(Source data)
## start

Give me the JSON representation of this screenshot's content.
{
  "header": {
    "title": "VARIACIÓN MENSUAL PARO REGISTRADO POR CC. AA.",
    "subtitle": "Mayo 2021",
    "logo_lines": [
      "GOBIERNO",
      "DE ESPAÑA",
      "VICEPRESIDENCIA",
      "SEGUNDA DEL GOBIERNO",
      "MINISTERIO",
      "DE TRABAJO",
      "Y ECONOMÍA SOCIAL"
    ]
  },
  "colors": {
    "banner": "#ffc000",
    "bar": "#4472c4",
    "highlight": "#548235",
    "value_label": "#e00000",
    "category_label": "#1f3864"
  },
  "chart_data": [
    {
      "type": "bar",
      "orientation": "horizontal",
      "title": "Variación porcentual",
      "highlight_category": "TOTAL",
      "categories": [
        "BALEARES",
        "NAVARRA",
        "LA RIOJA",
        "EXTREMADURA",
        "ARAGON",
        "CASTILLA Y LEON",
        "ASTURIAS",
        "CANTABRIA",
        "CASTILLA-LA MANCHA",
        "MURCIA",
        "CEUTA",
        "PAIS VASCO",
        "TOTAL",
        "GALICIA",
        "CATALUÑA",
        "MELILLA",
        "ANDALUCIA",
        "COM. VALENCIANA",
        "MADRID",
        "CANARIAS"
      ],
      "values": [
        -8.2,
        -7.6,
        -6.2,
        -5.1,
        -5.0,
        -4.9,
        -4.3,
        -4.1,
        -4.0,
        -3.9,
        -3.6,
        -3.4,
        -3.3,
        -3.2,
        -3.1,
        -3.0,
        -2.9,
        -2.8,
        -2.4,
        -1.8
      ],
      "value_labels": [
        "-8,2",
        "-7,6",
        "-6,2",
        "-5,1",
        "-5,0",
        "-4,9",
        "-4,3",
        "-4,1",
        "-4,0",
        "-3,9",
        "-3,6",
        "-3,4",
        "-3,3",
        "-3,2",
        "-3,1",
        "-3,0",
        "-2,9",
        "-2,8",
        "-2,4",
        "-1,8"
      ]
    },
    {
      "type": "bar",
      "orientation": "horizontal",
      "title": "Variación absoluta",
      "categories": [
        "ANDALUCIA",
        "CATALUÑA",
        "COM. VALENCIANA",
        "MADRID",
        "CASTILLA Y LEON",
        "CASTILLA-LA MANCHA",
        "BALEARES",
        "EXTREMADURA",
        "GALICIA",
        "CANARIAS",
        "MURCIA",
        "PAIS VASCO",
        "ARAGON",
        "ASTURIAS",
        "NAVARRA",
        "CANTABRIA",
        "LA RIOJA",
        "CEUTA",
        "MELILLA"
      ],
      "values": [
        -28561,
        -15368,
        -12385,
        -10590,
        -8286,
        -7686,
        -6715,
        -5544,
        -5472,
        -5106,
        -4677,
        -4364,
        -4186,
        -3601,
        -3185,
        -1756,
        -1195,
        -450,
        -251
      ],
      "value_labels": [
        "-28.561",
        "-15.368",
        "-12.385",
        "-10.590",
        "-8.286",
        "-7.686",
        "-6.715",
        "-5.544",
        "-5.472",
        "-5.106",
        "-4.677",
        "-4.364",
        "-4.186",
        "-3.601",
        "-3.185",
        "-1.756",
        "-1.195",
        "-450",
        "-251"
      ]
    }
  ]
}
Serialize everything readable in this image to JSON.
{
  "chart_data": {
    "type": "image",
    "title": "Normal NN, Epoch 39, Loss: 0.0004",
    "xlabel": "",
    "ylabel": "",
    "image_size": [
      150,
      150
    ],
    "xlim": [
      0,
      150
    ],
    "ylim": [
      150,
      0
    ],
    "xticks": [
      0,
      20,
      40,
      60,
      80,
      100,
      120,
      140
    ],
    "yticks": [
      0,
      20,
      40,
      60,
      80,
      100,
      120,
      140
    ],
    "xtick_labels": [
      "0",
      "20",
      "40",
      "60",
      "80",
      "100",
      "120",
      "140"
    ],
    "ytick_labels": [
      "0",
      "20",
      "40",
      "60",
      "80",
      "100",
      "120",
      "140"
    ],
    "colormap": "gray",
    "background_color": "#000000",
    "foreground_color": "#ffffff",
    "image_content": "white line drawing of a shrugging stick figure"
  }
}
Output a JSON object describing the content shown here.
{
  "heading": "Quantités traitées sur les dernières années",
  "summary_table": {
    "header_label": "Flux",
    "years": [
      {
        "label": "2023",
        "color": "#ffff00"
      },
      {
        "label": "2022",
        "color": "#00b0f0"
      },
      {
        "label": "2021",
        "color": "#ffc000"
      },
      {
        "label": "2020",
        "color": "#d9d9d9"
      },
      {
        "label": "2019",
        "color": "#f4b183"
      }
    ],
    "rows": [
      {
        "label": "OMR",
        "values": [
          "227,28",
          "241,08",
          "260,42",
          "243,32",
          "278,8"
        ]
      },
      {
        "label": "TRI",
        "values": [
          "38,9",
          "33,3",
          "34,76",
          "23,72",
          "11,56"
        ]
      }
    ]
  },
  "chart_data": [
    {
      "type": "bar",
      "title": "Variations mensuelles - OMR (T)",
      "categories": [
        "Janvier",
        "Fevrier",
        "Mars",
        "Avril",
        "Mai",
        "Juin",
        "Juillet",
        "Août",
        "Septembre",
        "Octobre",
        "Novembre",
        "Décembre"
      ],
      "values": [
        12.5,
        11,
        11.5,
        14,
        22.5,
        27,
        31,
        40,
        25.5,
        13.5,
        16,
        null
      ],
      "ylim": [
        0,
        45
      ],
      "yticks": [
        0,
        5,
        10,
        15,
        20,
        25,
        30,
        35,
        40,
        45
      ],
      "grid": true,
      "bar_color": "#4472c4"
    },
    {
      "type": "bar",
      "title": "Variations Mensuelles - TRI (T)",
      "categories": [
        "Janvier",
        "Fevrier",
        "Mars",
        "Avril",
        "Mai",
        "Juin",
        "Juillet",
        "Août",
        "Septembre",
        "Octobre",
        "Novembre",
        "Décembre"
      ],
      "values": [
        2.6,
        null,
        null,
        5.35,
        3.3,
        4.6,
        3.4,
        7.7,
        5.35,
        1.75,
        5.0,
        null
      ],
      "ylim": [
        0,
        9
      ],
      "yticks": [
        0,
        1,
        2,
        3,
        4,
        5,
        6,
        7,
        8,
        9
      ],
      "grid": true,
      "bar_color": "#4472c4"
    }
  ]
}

## end

§ THE EXERCISE
The records above need to be transcribed in full. Keep every character unchanged.

§ THE OUTPUT
Give me the JSON representation of this screenshot's content.
{
  "header": {
    "title": "VARIACIÓN MENSUAL PARO REGISTRADO POR CC. AA.",
    "subtitle": "Mayo 2021",
    "logo_lines": [
      "GOBIERNO",
      "DE ESPAÑA",
      "VICEPRESIDENCIA",
      "SEGUNDA DEL GOBIERNO",
      "MINISTERIO",
      "DE TRABAJO",
      "Y ECONOMÍA SOCIAL"
    ]
  },
  "colors": {
    "banner": "#ffc000",
    "bar": "#4472c4",
    "highlight": "#548235",
    "value_label": "#e00000",
    "category_label": "#1f3864"
  },
  "chart_data": [
    {
      "type": "bar",
      "orientation": "horizontal",
      "title": "Variación porcentual",
      "highlight_category": "TOTAL",
      "categories": [
        "BALEARES",
        "NAVARRA",
        "LA RIOJA",
        "EXTREMADURA",
        "ARAGON",
        "CASTILLA Y LEON",
        "ASTURIAS",
        "CANTABRIA",
        "CASTILLA-LA MANCHA",
        "MURCIA",
        "CEUTA",
        "PAIS VASCO",
        "TOTAL",
        "GALICIA",
        "CATALUÑA",
        "MELILLA",
        "ANDALUCIA",
        "COM. VALENCIANA",
        "MADRID",
        "CANARIAS"
      ],
      "values": [
        -8.2,
        -7.6,
        -6.2,
        -5.1,
        -5.0,
        -4.9,
        -4.3,
        -4.1,
        -4.0,
        -3.9,
        -3.6,
        -3.4,
        -3.3,
        -3.2,
        -3.1,
        -3.0,
        -2.9,
        -2.8,
        -2.4,
        -1.8
      ],
      "value_labels": [
        "-8,2",
        "-7,6",
        "-6,2",
        "-5,1",
        "-5,0",
        "-4,9",
        "-4,3",
        "-4,1",
        "-4,0",
        "-3,9",
        "-3,6",
        "-3,4",
        "-3,3",
        "-3,2",
        "-3,1",
        "-3,0",
        "-2,9",
        "-2,8",
        "-2,4",
        "-1,8"
      ]
    },
    {
      "type": "bar",
      "orientation": "horizontal",
      "title": "Variación absoluta",
      "categories": [
        "ANDALUCIA",
        "CATALUÑA",
        "COM. VALENCIANA",
        "MADRID",
        "CASTILLA Y LEON",
        "CASTILLA-LA MANCHA",
        "BALEARES",
        "EXTREMADURA",
        "GALICIA",
        "CANARIAS",
        "MURCIA",
        "PAIS VASCO",
        "ARAGON",
        "ASTURIAS",
        "NAVARRA",
        "CANTABRIA",
        "LA RIOJA",
        "CEUTA",
        "MELILLA"
      ],
      "values": [
        -28561,
        -15368,
        -12385,
        -10590,
        -8286,
        -7686,
        -6715,
        -5544,
        -5472,
        -5106,
        -4677,
        -4364,
        -4186,
        -3601,
        -3185,
        -1756,
        -1195,
        -450,
        -251
      ],
      "value_labels": [
        "-28.561",
        "-15.368",
        "-12.385",
        "-10.590",
        "-8.286",
        "-7.686",
        "-6.715",
        "-5.544",
        "-5.472",
        "-5.106",
        "-4.677",
        "-4.364",
        "-4.186",
        "-3.601",
        "-3.185",
        "-1.756",
        "-1.195",
        "-450",
        "-251"
      ]
    }
  ]
}
Serialize everything readable in this image to JSON.
{
  "chart_data": {
    "type": "image",
    "title": "Normal NN, Epoch 39, Loss: 0.0004",
    "xlabel": "",
    "ylabel": "",
    "image_size": [
      150,
      150
    ],
    "xlim": [
      0,
      150
    ],
    "ylim": [
      150,
      0
    ],
    "xticks": [
      0,
      20,
      40,
      60,
      80,
      100,
      120,
      140
    ],
    "yticks": [
      0,
      20,
      40,
      60,
      80,
      100,
      120,
      140
    ],
    "xtick_labels": [
      "0",
      "20",
      "40",
      "60",
      "80",
      "100",
      "120",
      "140"
    ],
    "ytick_labels": [
      "0",
      "20",
      "40",
      "60",
      "80",
      "100",
      "120",
      "140"
    ],
    "colormap": "gray",
    "background_color": "#000000",
    "foreground_color": "#ffffff",
    "image_content": "white line drawing of a shrugging stick figure"
  }
}
Output a JSON object describing the content shown here.
{
  "heading": "Quantités traitées sur les dernières années",
  "summary_table": {
    "header_label": "Flux",
    "years": [
      {
        "label": "2023",
        "color": "#ffff00"
      },
      {
        "label": "2022",
        "color": "#00b0f0"
      },
      {
        "label": "2021",
        "color": "#ffc000"
      },
      {
        "label": "2020",
        "color": "#d9d9d9"
      },
      {
        "label": "2019",
        "color": "#f4b183"
      }
    ],
    "rows": [
      {
        "label": "OMR",
        "values": [
          "227,28",
          "241,08",
          "260,42",
          "243,32",
          "278,8"
        ]
      },
      {
        "label": "TRI",
        "values": [
          "38,9",
          "33,3",
          "34,76",
          "23,72",
          "11,56"
        ]
      }
    ]
  },
  "chart_data": [
    {
      "type": "bar",
      "title": "Variations mensuelles - OMR (T)",
      "categories": [
        "Janvier",
        "Fevrier",
        "Mars",
        "Avril",
        "Mai",
        "Juin",
        "Juillet",
        "Août",
        "Septembre",
        "Octobre",
        "Novembre",
        "Décembre"
      ],
      "values": [
        12.5,
        11,
        11.5,
        14,
        22.5,
        27,
        31,
        40,
        25.5,
        13.5,
        16,
        null
      ],
      "ylim": [
        0,
        45
      ],
      "yticks": [
        0,
        5,
        10,
        15,
        20,
        25,
        30,
        35,
        40,
        45
      ],
      "grid": true,
      "bar_color": "#4472c4"
    },
    {
      "type": "bar",
      "title": "Variations Mensuelles - TRI (T)",
      "categories": [
        "Janvier",
        "Fevrier",
        "Mars",
        "Avril",
        "Mai",
        "Juin",
        "Juillet",
        "Août",
        "Septembre",
        "Octobre",
        "Novembre",
        "Décembre"
      ],
      "values": [
        2.6,
        null,
        null,
        5.35,
        3.3,
        4.6,
        3.4,
        7.7,
        5.35,
        1.75,
        5.0,
        null
      ],
      "ylim": [
        0,
        9
      ],
      "yticks": [
        0,
        1,
        2,
        3,
        4,
        5,
        6,
        7,
        8,
        9
      ],
      "grid": true,
      "bar_color": "#4472c4"
    }
  ]
}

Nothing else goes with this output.